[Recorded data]
- - -

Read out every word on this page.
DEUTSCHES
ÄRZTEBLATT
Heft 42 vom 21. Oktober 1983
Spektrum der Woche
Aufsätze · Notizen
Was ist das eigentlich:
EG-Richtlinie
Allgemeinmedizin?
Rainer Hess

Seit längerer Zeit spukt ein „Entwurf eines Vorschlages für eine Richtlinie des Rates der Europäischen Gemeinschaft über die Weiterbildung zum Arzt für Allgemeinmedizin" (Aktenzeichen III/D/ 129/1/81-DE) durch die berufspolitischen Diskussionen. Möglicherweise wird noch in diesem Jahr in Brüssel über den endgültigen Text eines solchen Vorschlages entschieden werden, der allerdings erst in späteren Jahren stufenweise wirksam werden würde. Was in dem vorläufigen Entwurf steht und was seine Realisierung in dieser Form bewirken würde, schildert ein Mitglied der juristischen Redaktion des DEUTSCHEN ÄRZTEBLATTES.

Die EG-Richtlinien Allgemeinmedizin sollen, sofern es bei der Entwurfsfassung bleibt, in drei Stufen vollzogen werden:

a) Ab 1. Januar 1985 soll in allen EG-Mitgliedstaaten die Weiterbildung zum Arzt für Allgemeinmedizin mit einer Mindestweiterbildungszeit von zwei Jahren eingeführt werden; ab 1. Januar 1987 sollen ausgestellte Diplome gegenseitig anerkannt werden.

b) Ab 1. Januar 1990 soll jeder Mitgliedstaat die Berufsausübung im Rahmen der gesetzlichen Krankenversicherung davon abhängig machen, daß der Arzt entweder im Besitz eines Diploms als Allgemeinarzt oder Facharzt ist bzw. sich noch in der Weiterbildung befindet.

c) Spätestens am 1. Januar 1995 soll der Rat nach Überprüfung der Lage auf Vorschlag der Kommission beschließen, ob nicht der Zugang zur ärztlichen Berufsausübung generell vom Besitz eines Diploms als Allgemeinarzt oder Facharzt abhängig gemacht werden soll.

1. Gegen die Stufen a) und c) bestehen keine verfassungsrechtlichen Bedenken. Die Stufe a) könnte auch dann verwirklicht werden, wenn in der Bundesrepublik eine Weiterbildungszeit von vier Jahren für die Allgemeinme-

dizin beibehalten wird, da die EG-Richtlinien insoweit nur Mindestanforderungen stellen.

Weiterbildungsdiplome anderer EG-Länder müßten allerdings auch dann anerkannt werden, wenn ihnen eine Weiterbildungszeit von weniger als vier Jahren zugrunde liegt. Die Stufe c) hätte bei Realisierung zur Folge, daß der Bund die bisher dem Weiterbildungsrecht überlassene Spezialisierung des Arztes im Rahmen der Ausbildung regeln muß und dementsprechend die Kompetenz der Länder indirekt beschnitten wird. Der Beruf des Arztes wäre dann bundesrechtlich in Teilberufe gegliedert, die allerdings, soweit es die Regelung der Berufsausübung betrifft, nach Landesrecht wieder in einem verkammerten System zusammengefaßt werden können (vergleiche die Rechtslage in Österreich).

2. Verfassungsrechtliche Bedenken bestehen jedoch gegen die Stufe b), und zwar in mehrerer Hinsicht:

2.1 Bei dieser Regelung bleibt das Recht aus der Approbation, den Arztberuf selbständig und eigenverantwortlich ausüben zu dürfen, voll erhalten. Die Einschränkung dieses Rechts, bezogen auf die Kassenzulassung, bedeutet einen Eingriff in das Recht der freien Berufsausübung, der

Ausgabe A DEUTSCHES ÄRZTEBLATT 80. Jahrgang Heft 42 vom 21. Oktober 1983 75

- - -

* _DESCRIPTION OF THE TASK_
Copy out every line of the data that includes the word "DEUTSCHES".

* _RESPONSE FOR THIS EXERCISE_
DEUTSCHES
Ausgabe A DEUTSCHES ÄRZTEBLATT 80. Jahrgang Heft 42 vom 21. Oktober 1983 75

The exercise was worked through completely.